** start of The records **

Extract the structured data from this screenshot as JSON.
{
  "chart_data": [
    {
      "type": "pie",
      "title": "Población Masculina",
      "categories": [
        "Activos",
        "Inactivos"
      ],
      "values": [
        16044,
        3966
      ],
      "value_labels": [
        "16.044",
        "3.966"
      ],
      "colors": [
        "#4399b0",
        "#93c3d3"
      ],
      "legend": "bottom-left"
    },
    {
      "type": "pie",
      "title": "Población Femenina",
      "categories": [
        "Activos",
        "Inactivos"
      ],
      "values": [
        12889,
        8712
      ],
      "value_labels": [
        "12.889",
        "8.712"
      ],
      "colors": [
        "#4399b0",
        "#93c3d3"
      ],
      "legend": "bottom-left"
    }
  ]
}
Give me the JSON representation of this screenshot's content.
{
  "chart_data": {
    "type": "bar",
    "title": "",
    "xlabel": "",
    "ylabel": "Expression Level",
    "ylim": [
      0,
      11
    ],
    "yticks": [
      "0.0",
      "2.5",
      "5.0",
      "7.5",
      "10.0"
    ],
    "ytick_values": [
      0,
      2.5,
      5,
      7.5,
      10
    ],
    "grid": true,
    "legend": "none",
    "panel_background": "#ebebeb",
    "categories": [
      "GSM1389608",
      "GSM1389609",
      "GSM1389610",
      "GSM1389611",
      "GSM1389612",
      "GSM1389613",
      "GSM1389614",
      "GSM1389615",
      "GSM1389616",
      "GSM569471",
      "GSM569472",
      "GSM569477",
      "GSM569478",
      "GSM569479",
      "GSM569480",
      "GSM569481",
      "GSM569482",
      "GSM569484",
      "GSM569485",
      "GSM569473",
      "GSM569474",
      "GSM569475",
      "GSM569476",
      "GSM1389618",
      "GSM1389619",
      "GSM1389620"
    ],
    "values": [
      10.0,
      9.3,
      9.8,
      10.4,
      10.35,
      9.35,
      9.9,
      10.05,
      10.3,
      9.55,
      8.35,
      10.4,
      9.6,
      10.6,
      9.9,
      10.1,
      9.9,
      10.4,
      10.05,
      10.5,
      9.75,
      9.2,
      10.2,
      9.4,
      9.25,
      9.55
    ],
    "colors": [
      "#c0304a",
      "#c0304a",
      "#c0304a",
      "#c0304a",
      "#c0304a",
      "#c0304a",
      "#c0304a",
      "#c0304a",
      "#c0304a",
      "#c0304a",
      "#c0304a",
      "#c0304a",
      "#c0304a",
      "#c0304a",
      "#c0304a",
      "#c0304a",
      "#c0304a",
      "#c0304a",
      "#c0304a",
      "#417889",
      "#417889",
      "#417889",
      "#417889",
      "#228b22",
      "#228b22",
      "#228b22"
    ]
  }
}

** end of The records **

## Problem requirements
Quote the listing in full, please, keeping every line exact.

## Correct response
Extract the structured data from this screenshot as JSON.
{
  "chart_data": [
    {
      "type": "pie",
      "title": "Población Masculina",
      "categories": [
        "Activos",
        "Inactivos"
      ],
      "values": [
        16044,
        3966
      ],
      "value_labels": [
        "16.044",
        "3.966"
      ],
      "colors": [
        "#4399b0",
        "#93c3d3"
      ],
      "legend": "bottom-left"
    },
    {
      "type": "pie",
      "title": "Población Femenina",
      "categories": [
        "Activos",
        "Inactivos"
      ],
      "values": [
        12889,
        8712
      ],
      "value_labels": [
        "12.889",
        "8.712"
      ],
      "colors": [
        "#4399b0",
        "#93c3d3"
      ],
      "legend": "bottom-left"
    }
  ]
}
Give me the JSON representation of this screenshot's content.
{
  "chart_data": {
    "type": "bar",
    "title": "",
    "xlabel": "",
    "ylabel": "Expression Level",
    "ylim": [
      0,
      11
    ],
    "yticks": [
      "0.0",
      "2.5",
      "5.0",
      "7.5",
      "10.0"
    ],
    "ytick_values": [
      0,
      2.5,
      5,
      7.5,
      10
    ],
    "grid": true,
    "legend": "none",
    "panel_background": "#ebebeb",
    "categories": [
      "GSM1389608",
      "GSM1389609",
      "GSM1389610",
      "GSM1389611",
      "GSM1389612",
      "GSM1389613",
      "GSM1389614",
      "GSM1389615",
      "GSM1389616",
      "GSM569471",
      "GSM569472",
      "GSM569477",
      "GSM569478",
      "GSM569479",
      "GSM569480",
      "GSM569481",
      "GSM569482",
      "GSM569484",
      "GSM569485",
      "GSM569473",
      "GSM569474",
      "GSM569475",
      "GSM569476",
      "GSM1389618",
      "GSM1389619",
      "GSM1389620"
    ],
    "values": [
      10.0,
      9.3,
      9.8,
      10.4,
      10.35,
      9.35,
      9.9,
      10.05,
      10.3,
      9.55,
      8.35,
      10.4,
      9.6,
      10.6,
      9.9,
      10.1,
      9.9,
      10.4,
      10.05,
      10.5,
      9.75,
      9.2,
      10.2,
      9.4,
      9.25,
      9.55
    ],
    "colors": [
      "#c0304a",
      "#c0304a",
      "#c0304a",
      "#c0304a",
      "#c0304a",
      "#c0304a",
      "#c0304a",
      "#c0304a",
      "#c0304a",
      "#c0304a",
      "#c0304a",
      "#c0304a",
      "#c0304a",
      "#c0304a",
      "#c0304a",
      "#c0304a",
      "#c0304a",
      "#c0304a",
      "#c0304a",
      "#417889",
      "#417889",
      "#417889",
      "#417889",
      "#228b22",
      "#228b22",
      "#228b22"
    ]
  }
}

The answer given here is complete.